### Source material:
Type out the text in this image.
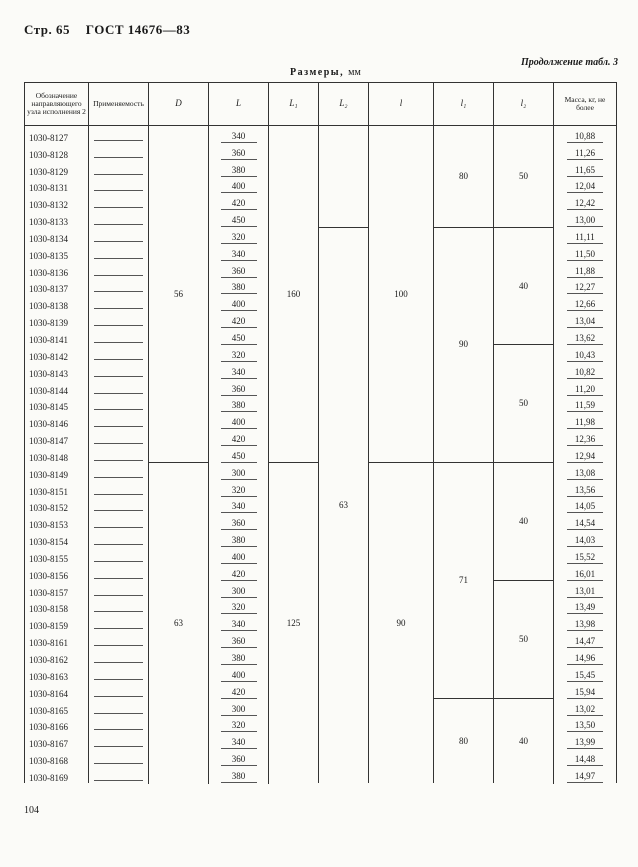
Стр. 65 ГОСТ 14676—83
Продолжение табл. 3
Размеры, мм
Обозначение направляющего узла исполнения 2	Применяемость	D	L	L₁	L₂	l	l₁	l₂	Масса, кг, не более
1030-8127		56	340	160		100	80	50	10,88
1030-8128			360						11,26
1030-8129			380						11,65
1030-8131			400						12,04
1030-8132			420						12,42
1030-8133			450						13,00
1030-8134			320		63		90	40	11,11
1030-8135			340						11,50
1030-8136			360						11,88
1030-8137			380						12,27
1030-8138			400						12,66
1030-8139			420						13,04
1030-8141			450						13,62
1030-8142			320					50	10,43
1030-8143			340						10,82
1030-8144			360						11,20
1030-8145			380						11,59
1030-8146			400						11,98
1030-8147			420						12,36
1030-8148			450						12,94
1030-8149		63	300	125		90	71	40	13,08
1030-8151			320						13,56
1030-8152			340						14,05
1030-8153			360						14,54
1030-8154			380						14,03
1030-8155			400						15,52
1030-8156			420						16,01
1030-8157			300					50	13,01
1030-8158			320						13,49
1030-8159			340						13,98
1030-8161			360						14,47
1030-8162			380						14,96
1030-8163			400						15,45
1030-8164			420						15,94
1030-8165			300				80	40	13,02
1030-8166			320						13,50
1030-8167			340						13,99
1030-8168			360						14,48
1030-8169			380						14,97
104
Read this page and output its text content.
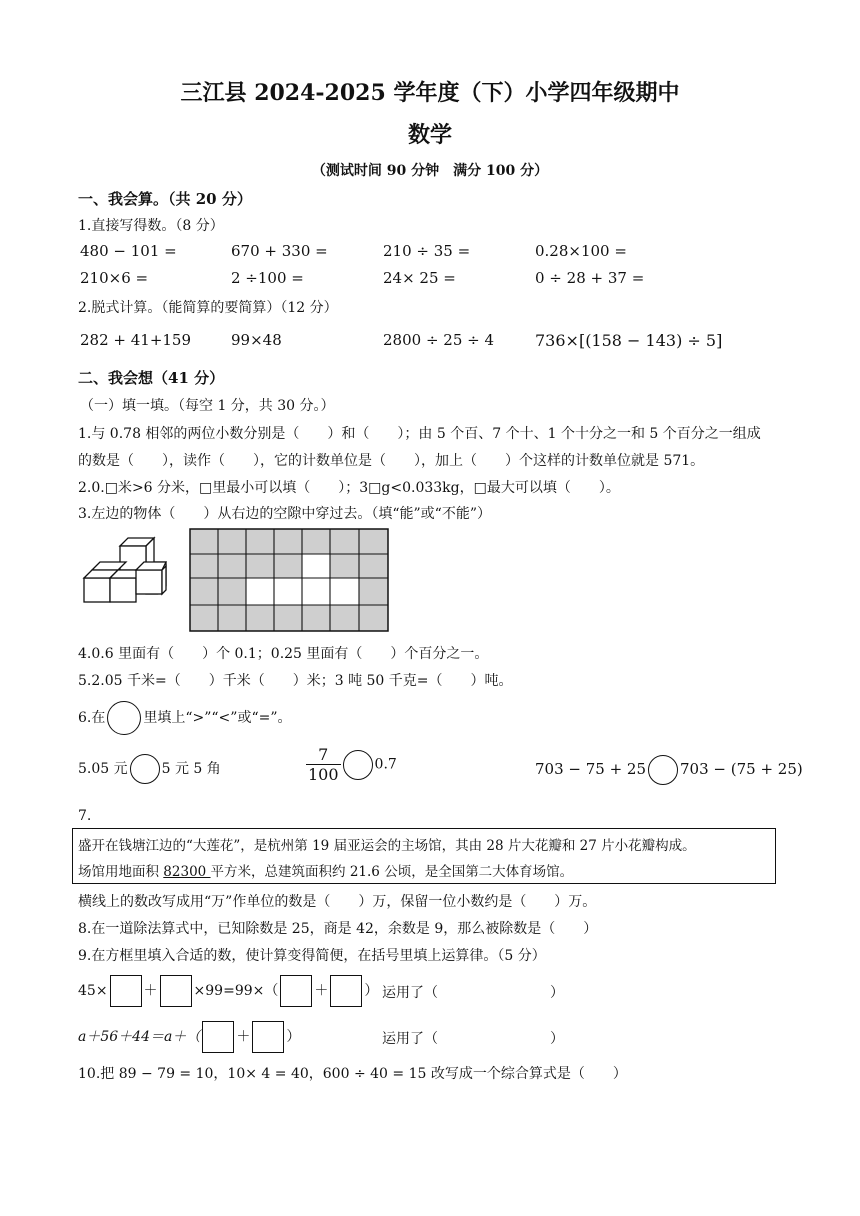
三江县 2024-2025 学年度（下）小学四年级期中
数学
（测试时间 90 分钟　满分 100 分）
一、我会算。（共 20 分）
1.直接写得数。（8 分）
480 − 101 =	670 + 330 =	210 ÷ 35 =	0.28×100 =
210×6 =	2 ÷100 =	24× 25 =	0 ÷ 28 + 37 =
2.脱式计算。（能简算的要简算）（12 分）
282 + 41+159	99×48	2800 ÷ 25 ÷ 4	736×[(158 − 143) ÷ 5]
二、我会想（41 分）
（一）填一填。（每空 1 分，共 30 分。）
1.与 0.78 相邻的两位小数分别是（　　）和（　　）；由 5 个百、7 个十、1 个十分之一和 5 个百分之一组成
的数是（　　），读作（　　），它的计数单位是（　　），加上（　　）个这样的计数单位就是 571。
2.0.□米>6 分米，□里最小可以填（　　）；3□g<0.033kg，□最大可以填（　　）。
3.左边的物体（　　）从右边的空隙中穿过去。（填“能”或“不能”）
4.0.6 里面有（　　）个 0.1；0.25 里面有（　　）个百分之一。
5.2.05 千米=（　　）千米（　　）米；3 吨 50 千克=（　　）吨。
6.在	里填上“>”“<”或“=”。
5.05 元 5 元 5 角	$\frac{7}{100} 0.7$	703 − 75 + 25 703 − (75 + 25)
7.
盛开在钱塘江边的“大莲花”，是杭州第 19 届亚运会的主场馆，其由 28 片大花瓣和 27 片小花瓣构成。
场馆用地面积 82300 平方米，总建筑面积约 21.6 公顷，是全国第二大体育场馆。
横线上的数改写成用“万”作单位的数是（　　）万，保留一位小数约是（　　）万。
8.在一道除法算式中，已知除数是 25，商是 42，余数是 9，那么被除数是（　　）
9.在方框里填入合适的数，使计算变得简便，在括号里填上运算律。（5 分）
45×	＋	×99=99×（	＋	） 运用了（　　　　　　　　）
a＋56＋44＝a＋（	＋	）	运用了（　　　　　　　　）
10.把 89 − 79 = 10，10× 4 = 40，600 ÷ 40 = 15 改写成一个综合算式是（　　）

### Exercise description:
Which lines include the word "this"? List them all.

### Response to the exercise:
Type out the text in this image.
Read this page and output its text content.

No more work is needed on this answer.